Stored items from a collection:

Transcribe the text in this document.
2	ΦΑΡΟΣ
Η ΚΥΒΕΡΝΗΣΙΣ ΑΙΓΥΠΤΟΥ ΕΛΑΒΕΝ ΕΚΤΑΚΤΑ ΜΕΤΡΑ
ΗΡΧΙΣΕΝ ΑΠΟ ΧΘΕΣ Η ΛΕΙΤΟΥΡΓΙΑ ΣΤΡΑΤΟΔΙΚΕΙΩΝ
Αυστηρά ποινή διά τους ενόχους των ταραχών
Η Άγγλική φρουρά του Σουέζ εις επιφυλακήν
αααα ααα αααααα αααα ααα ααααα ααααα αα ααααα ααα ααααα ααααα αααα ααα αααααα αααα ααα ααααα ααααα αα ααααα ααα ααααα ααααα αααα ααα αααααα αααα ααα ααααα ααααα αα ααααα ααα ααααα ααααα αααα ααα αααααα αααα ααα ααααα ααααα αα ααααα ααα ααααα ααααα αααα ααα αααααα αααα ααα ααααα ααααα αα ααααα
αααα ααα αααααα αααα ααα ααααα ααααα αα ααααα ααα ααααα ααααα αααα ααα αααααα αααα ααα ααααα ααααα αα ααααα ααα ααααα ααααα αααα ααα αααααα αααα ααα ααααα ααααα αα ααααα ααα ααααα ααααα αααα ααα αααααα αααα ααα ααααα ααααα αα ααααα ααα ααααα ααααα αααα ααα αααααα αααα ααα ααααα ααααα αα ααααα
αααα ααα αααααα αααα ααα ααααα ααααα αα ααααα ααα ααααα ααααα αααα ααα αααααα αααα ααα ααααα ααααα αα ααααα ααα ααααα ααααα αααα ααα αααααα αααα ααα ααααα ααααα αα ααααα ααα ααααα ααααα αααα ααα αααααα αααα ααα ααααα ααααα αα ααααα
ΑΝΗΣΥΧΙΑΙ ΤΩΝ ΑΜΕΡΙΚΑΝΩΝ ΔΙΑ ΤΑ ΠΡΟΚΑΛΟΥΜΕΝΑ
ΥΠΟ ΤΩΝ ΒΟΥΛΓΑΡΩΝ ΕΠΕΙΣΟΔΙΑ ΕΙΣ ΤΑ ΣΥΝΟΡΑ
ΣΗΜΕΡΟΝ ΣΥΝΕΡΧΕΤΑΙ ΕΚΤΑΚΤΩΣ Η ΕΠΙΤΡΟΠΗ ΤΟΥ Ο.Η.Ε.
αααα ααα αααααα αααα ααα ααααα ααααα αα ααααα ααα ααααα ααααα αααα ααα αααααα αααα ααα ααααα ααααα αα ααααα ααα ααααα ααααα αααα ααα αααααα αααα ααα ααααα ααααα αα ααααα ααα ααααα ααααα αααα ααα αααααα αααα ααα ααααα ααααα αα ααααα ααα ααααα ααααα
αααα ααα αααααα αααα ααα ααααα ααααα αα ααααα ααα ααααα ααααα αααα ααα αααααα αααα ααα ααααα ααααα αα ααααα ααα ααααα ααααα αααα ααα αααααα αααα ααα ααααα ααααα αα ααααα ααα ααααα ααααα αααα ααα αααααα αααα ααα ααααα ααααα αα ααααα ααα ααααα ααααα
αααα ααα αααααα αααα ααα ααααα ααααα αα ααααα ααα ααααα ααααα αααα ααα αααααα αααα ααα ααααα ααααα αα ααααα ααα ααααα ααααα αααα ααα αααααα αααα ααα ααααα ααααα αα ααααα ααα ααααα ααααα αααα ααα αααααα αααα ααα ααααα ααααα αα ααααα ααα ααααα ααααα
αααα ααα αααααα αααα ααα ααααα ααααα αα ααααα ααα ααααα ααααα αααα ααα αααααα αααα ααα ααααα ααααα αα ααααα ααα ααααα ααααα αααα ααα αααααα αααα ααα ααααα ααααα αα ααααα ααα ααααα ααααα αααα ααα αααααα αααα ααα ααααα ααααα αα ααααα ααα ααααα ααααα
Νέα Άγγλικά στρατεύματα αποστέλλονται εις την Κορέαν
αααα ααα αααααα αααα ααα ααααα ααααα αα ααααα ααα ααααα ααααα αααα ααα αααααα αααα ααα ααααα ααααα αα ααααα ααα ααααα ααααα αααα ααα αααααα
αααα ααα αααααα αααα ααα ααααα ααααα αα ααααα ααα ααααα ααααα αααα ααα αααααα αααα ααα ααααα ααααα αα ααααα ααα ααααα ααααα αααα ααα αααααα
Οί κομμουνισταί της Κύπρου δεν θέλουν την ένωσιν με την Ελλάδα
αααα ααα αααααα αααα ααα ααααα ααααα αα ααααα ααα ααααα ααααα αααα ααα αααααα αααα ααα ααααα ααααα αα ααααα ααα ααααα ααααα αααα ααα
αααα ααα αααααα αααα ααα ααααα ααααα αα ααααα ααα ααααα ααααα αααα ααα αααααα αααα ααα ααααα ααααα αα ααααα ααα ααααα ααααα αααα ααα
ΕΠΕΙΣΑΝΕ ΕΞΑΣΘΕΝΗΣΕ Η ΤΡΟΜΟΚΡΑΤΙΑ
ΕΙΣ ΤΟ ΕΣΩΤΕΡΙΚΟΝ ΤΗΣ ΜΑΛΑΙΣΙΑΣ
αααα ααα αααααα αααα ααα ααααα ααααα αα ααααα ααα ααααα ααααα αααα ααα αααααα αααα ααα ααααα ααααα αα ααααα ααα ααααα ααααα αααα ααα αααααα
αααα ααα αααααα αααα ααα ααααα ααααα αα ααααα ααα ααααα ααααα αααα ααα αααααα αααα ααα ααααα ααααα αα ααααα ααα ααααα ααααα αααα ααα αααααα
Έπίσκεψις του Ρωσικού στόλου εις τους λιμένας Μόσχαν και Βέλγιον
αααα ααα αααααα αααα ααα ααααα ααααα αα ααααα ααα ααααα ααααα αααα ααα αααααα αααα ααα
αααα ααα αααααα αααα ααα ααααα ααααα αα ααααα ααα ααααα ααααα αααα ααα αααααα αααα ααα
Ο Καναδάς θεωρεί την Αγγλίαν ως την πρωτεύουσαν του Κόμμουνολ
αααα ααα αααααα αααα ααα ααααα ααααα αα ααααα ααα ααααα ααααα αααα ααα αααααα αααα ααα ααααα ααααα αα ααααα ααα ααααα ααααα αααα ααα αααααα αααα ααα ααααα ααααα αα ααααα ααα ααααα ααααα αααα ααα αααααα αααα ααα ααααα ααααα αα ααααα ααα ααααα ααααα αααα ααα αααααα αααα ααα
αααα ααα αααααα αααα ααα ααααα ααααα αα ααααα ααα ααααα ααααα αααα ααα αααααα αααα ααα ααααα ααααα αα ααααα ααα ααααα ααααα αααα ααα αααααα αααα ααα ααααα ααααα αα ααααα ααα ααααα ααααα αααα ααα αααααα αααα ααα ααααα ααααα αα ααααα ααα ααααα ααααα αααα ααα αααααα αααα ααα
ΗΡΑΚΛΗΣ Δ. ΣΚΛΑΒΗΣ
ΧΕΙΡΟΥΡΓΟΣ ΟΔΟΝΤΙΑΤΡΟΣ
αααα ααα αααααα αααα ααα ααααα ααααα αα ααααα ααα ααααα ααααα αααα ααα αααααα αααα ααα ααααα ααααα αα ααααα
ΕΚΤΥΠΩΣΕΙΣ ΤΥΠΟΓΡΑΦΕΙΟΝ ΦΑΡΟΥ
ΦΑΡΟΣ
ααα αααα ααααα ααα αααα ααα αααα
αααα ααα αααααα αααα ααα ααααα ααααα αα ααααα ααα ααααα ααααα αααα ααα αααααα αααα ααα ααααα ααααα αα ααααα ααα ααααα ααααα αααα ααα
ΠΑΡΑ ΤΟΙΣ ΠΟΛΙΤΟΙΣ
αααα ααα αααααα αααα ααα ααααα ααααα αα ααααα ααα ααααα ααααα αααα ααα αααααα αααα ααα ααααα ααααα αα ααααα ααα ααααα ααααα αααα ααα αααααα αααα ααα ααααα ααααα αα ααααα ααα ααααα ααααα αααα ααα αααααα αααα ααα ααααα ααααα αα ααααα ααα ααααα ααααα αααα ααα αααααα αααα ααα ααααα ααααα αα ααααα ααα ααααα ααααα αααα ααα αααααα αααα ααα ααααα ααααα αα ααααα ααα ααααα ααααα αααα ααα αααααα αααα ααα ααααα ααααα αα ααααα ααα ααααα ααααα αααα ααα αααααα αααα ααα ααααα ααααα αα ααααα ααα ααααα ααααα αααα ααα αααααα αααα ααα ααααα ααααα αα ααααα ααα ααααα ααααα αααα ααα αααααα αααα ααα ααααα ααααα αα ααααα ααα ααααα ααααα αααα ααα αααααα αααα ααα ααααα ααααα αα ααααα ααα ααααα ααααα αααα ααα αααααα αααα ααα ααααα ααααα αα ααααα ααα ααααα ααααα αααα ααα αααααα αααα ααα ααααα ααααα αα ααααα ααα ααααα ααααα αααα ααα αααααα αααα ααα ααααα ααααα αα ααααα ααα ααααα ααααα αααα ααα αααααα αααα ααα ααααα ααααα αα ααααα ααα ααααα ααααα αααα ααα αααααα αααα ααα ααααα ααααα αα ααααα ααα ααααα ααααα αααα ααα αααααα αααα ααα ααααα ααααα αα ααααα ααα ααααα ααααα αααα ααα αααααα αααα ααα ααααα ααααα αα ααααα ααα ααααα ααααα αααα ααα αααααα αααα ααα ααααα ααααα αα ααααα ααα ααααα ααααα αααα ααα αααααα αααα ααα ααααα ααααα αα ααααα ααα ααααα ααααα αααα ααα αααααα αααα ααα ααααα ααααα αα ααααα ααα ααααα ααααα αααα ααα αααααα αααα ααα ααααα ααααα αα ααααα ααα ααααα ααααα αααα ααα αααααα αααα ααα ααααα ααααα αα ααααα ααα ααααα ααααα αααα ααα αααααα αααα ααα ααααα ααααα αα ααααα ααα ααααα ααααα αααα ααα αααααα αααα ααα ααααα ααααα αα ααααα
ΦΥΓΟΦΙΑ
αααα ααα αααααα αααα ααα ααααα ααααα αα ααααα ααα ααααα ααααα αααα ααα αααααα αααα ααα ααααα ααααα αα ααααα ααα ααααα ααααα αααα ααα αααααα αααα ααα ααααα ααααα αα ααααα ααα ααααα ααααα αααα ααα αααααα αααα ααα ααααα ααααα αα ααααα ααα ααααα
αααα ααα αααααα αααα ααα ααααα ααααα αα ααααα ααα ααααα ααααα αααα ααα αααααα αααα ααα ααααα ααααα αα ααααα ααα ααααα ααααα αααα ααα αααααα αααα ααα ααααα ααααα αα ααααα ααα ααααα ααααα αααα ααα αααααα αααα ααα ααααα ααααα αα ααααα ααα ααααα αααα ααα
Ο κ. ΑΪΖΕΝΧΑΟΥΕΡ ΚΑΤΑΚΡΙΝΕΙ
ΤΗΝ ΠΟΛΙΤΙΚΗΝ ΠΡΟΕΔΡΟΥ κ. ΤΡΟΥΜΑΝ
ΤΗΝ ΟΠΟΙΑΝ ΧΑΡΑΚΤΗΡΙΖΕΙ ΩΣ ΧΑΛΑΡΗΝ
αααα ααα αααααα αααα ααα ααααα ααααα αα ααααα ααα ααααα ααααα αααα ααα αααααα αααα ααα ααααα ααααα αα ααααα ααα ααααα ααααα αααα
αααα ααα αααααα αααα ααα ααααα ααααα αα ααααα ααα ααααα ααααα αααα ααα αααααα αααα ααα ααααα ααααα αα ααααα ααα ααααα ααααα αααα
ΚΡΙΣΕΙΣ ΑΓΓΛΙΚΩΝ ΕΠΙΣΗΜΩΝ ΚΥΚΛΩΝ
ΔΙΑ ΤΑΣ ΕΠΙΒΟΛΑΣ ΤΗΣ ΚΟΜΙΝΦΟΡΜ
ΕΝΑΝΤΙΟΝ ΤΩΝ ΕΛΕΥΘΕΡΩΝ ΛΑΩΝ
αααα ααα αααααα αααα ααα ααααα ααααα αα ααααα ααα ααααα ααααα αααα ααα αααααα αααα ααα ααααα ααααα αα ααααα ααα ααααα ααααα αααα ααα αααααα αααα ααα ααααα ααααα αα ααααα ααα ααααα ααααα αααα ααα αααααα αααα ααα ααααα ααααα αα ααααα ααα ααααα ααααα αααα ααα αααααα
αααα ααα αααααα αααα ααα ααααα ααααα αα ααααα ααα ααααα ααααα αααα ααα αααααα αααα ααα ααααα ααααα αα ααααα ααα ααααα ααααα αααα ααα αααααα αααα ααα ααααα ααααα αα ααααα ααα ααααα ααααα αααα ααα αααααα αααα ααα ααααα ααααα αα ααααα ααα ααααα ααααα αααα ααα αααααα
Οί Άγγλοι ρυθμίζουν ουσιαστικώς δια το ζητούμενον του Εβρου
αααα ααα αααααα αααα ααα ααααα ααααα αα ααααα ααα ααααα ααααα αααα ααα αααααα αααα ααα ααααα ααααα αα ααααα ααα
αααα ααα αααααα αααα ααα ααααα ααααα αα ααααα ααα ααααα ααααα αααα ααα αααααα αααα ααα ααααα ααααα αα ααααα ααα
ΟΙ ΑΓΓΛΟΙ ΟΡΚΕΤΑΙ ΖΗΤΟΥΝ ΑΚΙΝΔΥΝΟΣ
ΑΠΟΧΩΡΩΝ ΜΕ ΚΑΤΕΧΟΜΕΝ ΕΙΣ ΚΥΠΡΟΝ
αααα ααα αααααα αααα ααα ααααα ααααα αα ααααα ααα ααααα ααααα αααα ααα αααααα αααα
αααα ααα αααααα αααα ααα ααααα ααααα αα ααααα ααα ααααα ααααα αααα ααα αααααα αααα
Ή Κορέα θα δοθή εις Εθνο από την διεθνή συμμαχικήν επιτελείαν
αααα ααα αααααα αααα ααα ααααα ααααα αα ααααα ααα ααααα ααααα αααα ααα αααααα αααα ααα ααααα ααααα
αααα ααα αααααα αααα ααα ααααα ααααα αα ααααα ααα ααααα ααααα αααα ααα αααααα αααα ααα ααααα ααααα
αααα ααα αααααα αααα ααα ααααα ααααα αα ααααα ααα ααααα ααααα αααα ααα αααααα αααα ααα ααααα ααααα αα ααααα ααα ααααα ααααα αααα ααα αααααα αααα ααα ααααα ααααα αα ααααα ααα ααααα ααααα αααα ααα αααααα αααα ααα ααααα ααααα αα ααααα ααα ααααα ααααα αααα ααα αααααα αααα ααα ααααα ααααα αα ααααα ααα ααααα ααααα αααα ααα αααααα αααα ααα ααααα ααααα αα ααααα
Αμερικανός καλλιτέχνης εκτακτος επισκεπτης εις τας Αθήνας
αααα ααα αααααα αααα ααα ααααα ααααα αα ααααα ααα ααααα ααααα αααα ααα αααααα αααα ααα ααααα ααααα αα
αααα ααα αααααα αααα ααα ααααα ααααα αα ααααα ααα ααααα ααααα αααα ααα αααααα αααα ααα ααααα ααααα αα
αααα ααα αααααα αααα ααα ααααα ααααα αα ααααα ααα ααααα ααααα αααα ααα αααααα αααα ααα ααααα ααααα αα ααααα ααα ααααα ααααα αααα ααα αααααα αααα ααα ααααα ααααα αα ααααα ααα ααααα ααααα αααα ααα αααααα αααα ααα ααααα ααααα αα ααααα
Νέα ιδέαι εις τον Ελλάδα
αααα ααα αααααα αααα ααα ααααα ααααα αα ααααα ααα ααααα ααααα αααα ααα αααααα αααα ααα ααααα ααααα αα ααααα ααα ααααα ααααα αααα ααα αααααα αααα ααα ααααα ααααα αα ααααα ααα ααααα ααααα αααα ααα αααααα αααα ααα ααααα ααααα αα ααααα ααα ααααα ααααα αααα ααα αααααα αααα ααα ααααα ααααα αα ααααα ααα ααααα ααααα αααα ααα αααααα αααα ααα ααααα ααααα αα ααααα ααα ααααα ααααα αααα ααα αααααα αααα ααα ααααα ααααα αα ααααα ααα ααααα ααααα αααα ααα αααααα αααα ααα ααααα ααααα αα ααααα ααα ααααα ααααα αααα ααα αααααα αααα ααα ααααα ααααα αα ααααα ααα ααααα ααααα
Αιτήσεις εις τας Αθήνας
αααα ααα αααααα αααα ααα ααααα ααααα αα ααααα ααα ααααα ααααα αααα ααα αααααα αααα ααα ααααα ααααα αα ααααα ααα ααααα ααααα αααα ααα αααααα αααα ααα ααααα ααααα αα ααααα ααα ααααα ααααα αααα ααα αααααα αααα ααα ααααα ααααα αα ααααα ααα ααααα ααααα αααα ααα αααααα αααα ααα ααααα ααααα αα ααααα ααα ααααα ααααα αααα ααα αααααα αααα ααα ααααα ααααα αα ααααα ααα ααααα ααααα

## Instructions for the task
Looking back at the lines above, state how many contain the word "Ελλάδα", and supply nothing besides the number.

## Written answer
2